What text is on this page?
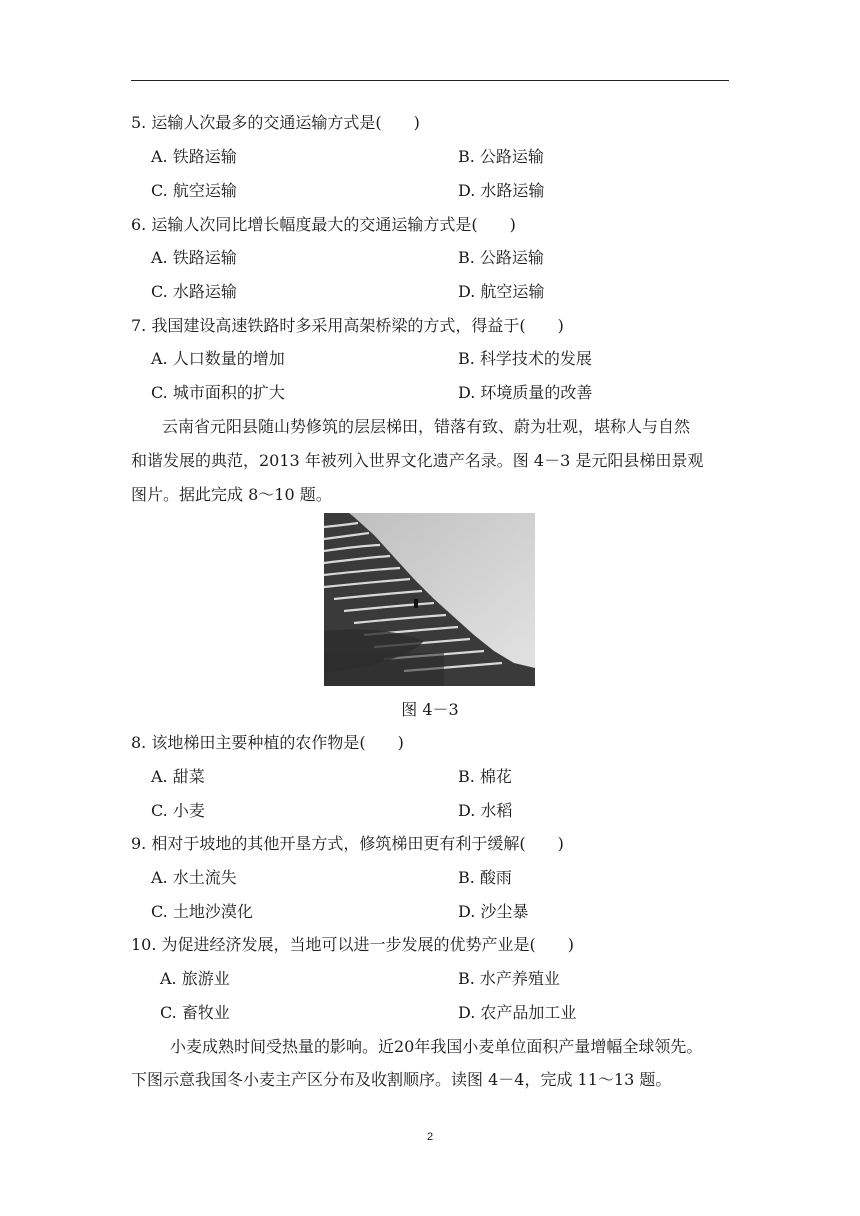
5. 运输人次最多的交通运输方式是(　　)
A. 铁路运输	B. 公路运输
C. 航空运输	D. 水路运输
6. 运输人次同比增长幅度最大的交通运输方式是(　　)
A. 铁路运输	B. 公路运输
C. 水路运输	D. 航空运输
7. 我国建设高速铁路时多采用高架桥梁的方式，得益于(　　)
A. 人口数量的增加	B. 科学技术的发展
C. 城市面积的扩大	D. 环境质量的改善
云南省元阳县随山势修筑的层层梯田，错落有致、蔚为壮观，堪称人与自然
和谐发展的典范，2013 年被列入世界文化遗产名录。图 4－3 是元阳县梯田景观
图片。据此完成 8～10 题。
图 4－3
8. 该地梯田主要种植的农作物是(　　)
A. 甜菜	B. 棉花
C. 小麦	D. 水稻
9. 相对于坡地的其他开垦方式，修筑梯田更有利于缓解(　　)
A. 水土流失	B. 酸雨
C. 土地沙漠化	D. 沙尘暴
10. 为促进经济发展，当地可以进一步发展的优势产业是(　　)
A. 旅游业	B. 水产养殖业
C. 畜牧业	D. 农产品加工业
小麦成熟时间受热量的影响。近20年我国小麦单位面积产量增幅全球领先。
下图示意我国冬小麦主产区分布及收割顺序。读图 4－4，完成 11～13 题。
2
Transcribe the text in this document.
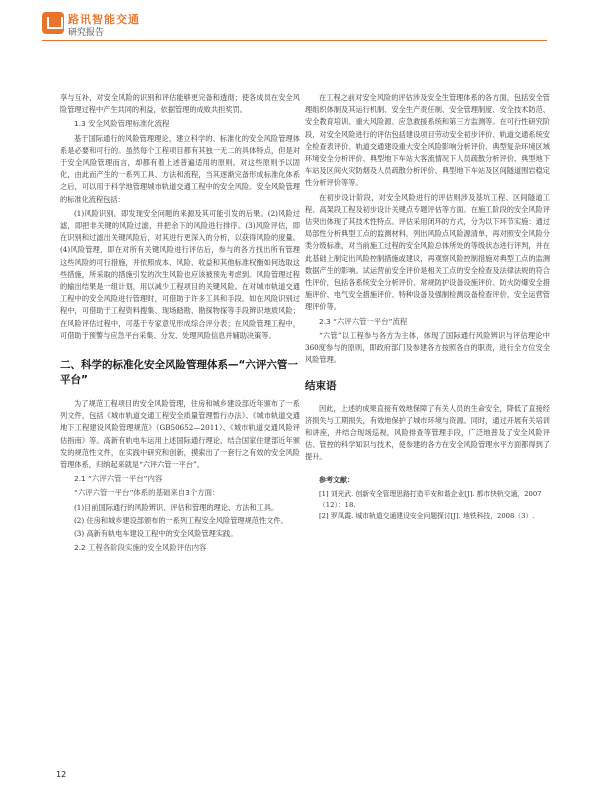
路讯智能交通
研究报告

享与互补，对安全风险的识别和评估能够更完备和透彻；使各成员在安全风险管理过程中产生共同的利益，依据管理的成败共担奖罚。

1.3 安全风险管理标准化流程

基于国际通行的风险管理理论，建立科学的、标准化的安全风险管理体系是必要和可行的。虽然每个工程项目都有其独一无二的具体特点，但是对于安全风险管理而言，却都有着上述普遍适用的原则。对这些原则予以固化，由此而产生的一系列工具、方法和流程，当其逐渐完备形成标准化体系之后，可以用于科学地管理城市轨道交通工程中的安全风险。安全风险管理的标准化流程包括：

(1)风险识别，即发现安全问题的来源及其可能引发的后果。(2)风险过滤，即把非关键的风险过滤，并把余下的风险进行排序。(3)风险评估，即在识别和过滤出关键风险后，对其进行更深入的分析，以获得风险的度量。(4)风险管理，即在对所有关键风险进行评估后，参与的各方找出所有管理这些风险的可行措施，并依照成本、风险、收益和其他标准权衡如何选取这些措施，所采取的措施引发的次生风险也应该被预先考虑到。风险管理过程的输出结果是一组计划，用以减少工程项目的关键风险。在对城市轨道交通工程中的安全风险进行管理时，可借助于许多工具和手段。如在风险识别过程中，可借助于工程资料搜集、现场踏勘、勘探物探等手段辨识地质风险；在风险评估过程中，可基于专家意见形成综合评分表；在风险管理工程中，可借助于预警与应急平台采集、分发、处理风险信息并辅助决策等。

二、科学的标准化安全风险管理体系—“六评六管一平台”

为了规范工程项目的安全风险管理，住房和城乡建设部近年颁布了一系列文件，包括《城市轨道交通工程安全质量管理暂行办法》、《城市轨道交通地下工程建设风险管理规范》（GB50652—2011）、《城市轨道交通风险评估指南》等。高新有轨电车运用上述国际通行理论，结合国家住建部近年颁发的规范性文件，在实践中研究和创新，摸索出了一套行之有效的安全风险管理体系，归纳起来就是“六评六管一平台”。

2.1 “六评六管一平台”内容
“六评六管一平台”体系的基础来自3个方面：

(1)目前国际通行的风险辨识、评估和管理的理论、方法和工具。

(2) 住房和城乡建设部颁布的一系列工程安全风险管理规范性文件。

(3) 高新有轨电车建设工程中的安全风险管理实践。

2.2 工程各阶段实施的安全风险评估内容

在工程之前对安全风险的评估涉及安全生管理体系的各方面，包括安全管理组织体制及其运行机制、安全生产责任制、安全管理制度、安全技术防范、安全教育培训、重大风险源、应急救援系统和第三方监测等。在可行性研究阶段，对安全风险进行的评估包括建设项目劳动安全初步评价、轨道交通系统安全检查表评价、轨道交通建设重大安全风险影响分析评价、典型复杂环境区域环境安全分析评价、典型地下车站大客流情况下人员疏散分析评价、典型地下车站及区间火灾防烟及人员疏散分析评价、典型地下车站及区间隧道围岩稳定性分析评价等等。

在初步设计阶段，对安全风险进行的评估则涉及基坑工程、区间隧道工程、高架段工程及初步设计关键点专题评估等方面。在施工阶段的安全风险评估突出体现了其技术性特点。评估采用闭环的方式，分为以下环节实施：通过局部性分析典型工点的监测材料，列出风险点风险源清单，再对照安全风险分类分级标准，对当前施工过程的安全风险总体所处的等级状态进行评判，并在此基础上制定出风险控制措施或建议，再观察风险控制措施对典型工点的监测数据产生的影响。试运营前安全评价是相关工点的安全检查及法律法规的符合性评价，包括各系统安全分析评价、常规防护设备设施评价、防火防爆安全措施评价、电气安全措施评价、特种设备及强制检测设备检查评价、安全运营管理评价等。

2.3 “六评六管一平台”流程

“六管”以工程参与各方为主体，体现了国际通行风险辨识与评估理论中360度参与的原则，即政府部门及参建各方按照各自的职责，进行全方位安全风险管理。

结束语

因此，上述的成果直接有效地保障了有关人员的生命安全，降低了直接经济损失与工期损失，有效地保护了城市环境与资源。同时，通过开展有关培训和讲座，并结合现场巡视，风险排查等管理手段，广泛地普及了安全风险评估、管控的科学知识与技术，使参建的各方在安全风险管理水平方面都得到了提升。

参考文献：
[1] 刘光武. 创新安全管理思路打造平安和谐企业[J]. 都市快轨交通，2007（12）：18.
[2] 罗凤霞. 城市轨道交通建设安全问题探讨[J]. 地铁科技，2008（3）.
12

☆ ☆ ☆ ☆

● **Directions for this task**:
All of the data above should be quoted exactly, except for the pictures.

● **Correct answer**:
What text is on this page?
5. 运输人次最多的交通运输方式是(　　)
A. 铁路运输	B. 公路运输
C. 航空运输	D. 水路运输
6. 运输人次同比增长幅度最大的交通运输方式是(　　)
A. 铁路运输	B. 公路运输
C. 水路运输	D. 航空运输
7. 我国建设高速铁路时多采用高架桥梁的方式，得益于(　　)
A. 人口数量的增加	B. 科学技术的发展
C. 城市面积的扩大	D. 环境质量的改善
云南省元阳县随山势修筑的层层梯田，错落有致、蔚为壮观，堪称人与自然
和谐发展的典范，2013 年被列入世界文化遗产名录。图 4－3 是元阳县梯田景观
图片。据此完成 8～10 题。
图 4－3
8. 该地梯田主要种植的农作物是(　　)
A. 甜菜	B. 棉花
C. 小麦	D. 水稻
9. 相对于坡地的其他开垦方式，修筑梯田更有利于缓解(　　)
A. 水土流失	B. 酸雨
C. 土地沙漠化	D. 沙尘暴
10. 为促进经济发展，当地可以进一步发展的优势产业是(　　)
A. 旅游业	B. 水产养殖业
C. 畜牧业	D. 农产品加工业
小麦成熟时间受热量的影响。近20年我国小麦单位面积产量增幅全球领先。
下图示意我国冬小麦主产区分布及收割顺序。读图 4－4，完成 11～13 题。
2
Transcribe the text in this document.
路讯智能交通
研究报告

享与互补，对安全风险的识别和评估能够更完备和透彻；使各成员在安全风险管理过程中产生共同的利益，依据管理的成败共担奖罚。

1.3 安全风险管理标准化流程

基于国际通行的风险管理理论，建立科学的、标准化的安全风险管理体系是必要和可行的。虽然每个工程项目都有其独一无二的具体特点，但是对于安全风险管理而言，却都有着上述普遍适用的原则。对这些原则予以固化，由此而产生的一系列工具、方法和流程，当其逐渐完备形成标准化体系之后，可以用于科学地管理城市轨道交通工程中的安全风险。安全风险管理的标准化流程包括：

(1)风险识别，即发现安全问题的来源及其可能引发的后果。(2)风险过滤，即把非关键的风险过滤，并把余下的风险进行排序。(3)风险评估，即在识别和过滤出关键风险后，对其进行更深入的分析，以获得风险的度量。(4)风险管理，即在对所有关键风险进行评估后，参与的各方找出所有管理这些风险的可行措施，并依照成本、风险、收益和其他标准权衡如何选取这些措施，所采取的措施引发的次生风险也应该被预先考虑到。风险管理过程的输出结果是一组计划，用以减少工程项目的关键风险。在对城市轨道交通工程中的安全风险进行管理时，可借助于许多工具和手段。如在风险识别过程中，可借助于工程资料搜集、现场踏勘、勘探物探等手段辨识地质风险；在风险评估过程中，可基于专家意见形成综合评分表；在风险管理工程中，可借助于预警与应急平台采集、分发、处理风险信息并辅助决策等。

二、科学的标准化安全风险管理体系—“六评六管一平台”

为了规范工程项目的安全风险管理，住房和城乡建设部近年颁布了一系列文件，包括《城市轨道交通工程安全质量管理暂行办法》、《城市轨道交通地下工程建设风险管理规范》（GB50652—2011）、《城市轨道交通风险评估指南》等。高新有轨电车运用上述国际通行理论，结合国家住建部近年颁发的规范性文件，在实践中研究和创新，摸索出了一套行之有效的安全风险管理体系，归纳起来就是“六评六管一平台”。

2.1 “六评六管一平台”内容
“六评六管一平台”体系的基础来自3个方面：

(1)目前国际通行的风险辨识、评估和管理的理论、方法和工具。

(2) 住房和城乡建设部颁布的一系列工程安全风险管理规范性文件。

(3) 高新有轨电车建设工程中的安全风险管理实践。

2.2 工程各阶段实施的安全风险评估内容

在工程之前对安全风险的评估涉及安全生管理体系的各方面，包括安全管理组织体制及其运行机制、安全生产责任制、安全管理制度、安全技术防范、安全教育培训、重大风险源、应急救援系统和第三方监测等。在可行性研究阶段，对安全风险进行的评估包括建设项目劳动安全初步评价、轨道交通系统安全检查表评价、轨道交通建设重大安全风险影响分析评价、典型复杂环境区域环境安全分析评价、典型地下车站大客流情况下人员疏散分析评价、典型地下车站及区间火灾防烟及人员疏散分析评价、典型地下车站及区间隧道围岩稳定性分析评价等等。

在初步设计阶段，对安全风险进行的评估则涉及基坑工程、区间隧道工程、高架段工程及初步设计关键点专题评估等方面。在施工阶段的安全风险评估突出体现了其技术性特点。评估采用闭环的方式，分为以下环节实施：通过局部性分析典型工点的监测材料，列出风险点风险源清单，再对照安全风险分类分级标准，对当前施工过程的安全风险总体所处的等级状态进行评判，并在此基础上制定出风险控制措施或建议，再观察风险控制措施对典型工点的监测数据产生的影响。试运营前安全评价是相关工点的安全检查及法律法规的符合性评价，包括各系统安全分析评价、常规防护设备设施评价、防火防爆安全措施评价、电气安全措施评价、特种设备及强制检测设备检查评价、安全运营管理评价等。

2.3 “六评六管一平台”流程

“六管”以工程参与各方为主体，体现了国际通行风险辨识与评估理论中360度参与的原则，即政府部门及参建各方按照各自的职责，进行全方位安全风险管理。

结束语

因此，上述的成果直接有效地保障了有关人员的生命安全，降低了直接经济损失与工期损失，有效地保护了城市环境与资源。同时，通过开展有关培训和讲座，并结合现场巡视，风险排查等管理手段，广泛地普及了安全风险评估、管控的科学知识与技术，使参建的各方在安全风险管理水平方面都得到了提升。

参考文献：
[1] 刘光武. 创新安全管理思路打造平安和谐企业[J]. 都市快轨交通，2007（12）：18.
[2] 罗凤霞. 城市轨道交通建设安全问题探讨[J]. 地铁科技，2008（3）.
12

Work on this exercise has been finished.